> What needs to be done: Select every line of the listing that contains the word "annotation".

> Extracted entries:

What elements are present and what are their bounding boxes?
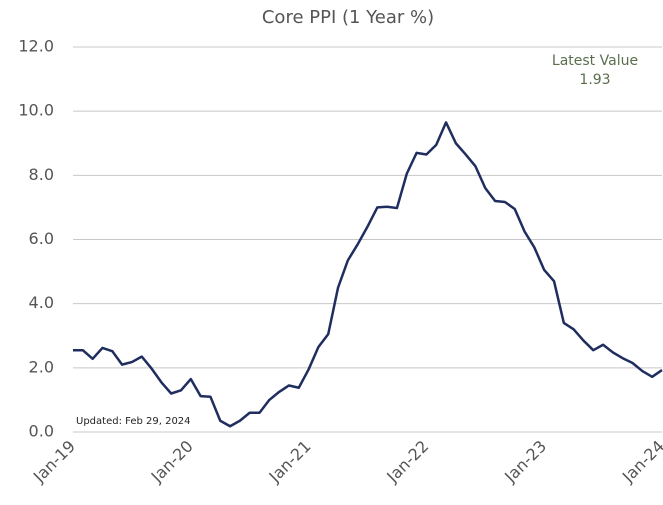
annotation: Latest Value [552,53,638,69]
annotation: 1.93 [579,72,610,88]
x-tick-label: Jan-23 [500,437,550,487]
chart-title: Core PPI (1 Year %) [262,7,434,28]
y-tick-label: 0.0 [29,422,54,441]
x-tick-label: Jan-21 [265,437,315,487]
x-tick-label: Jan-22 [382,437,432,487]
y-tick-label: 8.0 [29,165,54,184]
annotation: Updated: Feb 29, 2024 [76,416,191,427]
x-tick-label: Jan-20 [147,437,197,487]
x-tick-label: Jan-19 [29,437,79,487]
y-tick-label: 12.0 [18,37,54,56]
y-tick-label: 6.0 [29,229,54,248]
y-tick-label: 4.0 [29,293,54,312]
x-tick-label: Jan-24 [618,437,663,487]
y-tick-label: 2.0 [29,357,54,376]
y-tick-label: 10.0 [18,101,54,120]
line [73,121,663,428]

> Exercise solution:
annotation: Latest Value [552,53,638,69]
annotation: 1.93 [579,72,610,88]
annotation: Updated: Feb 29, 2024 [76,416,191,427]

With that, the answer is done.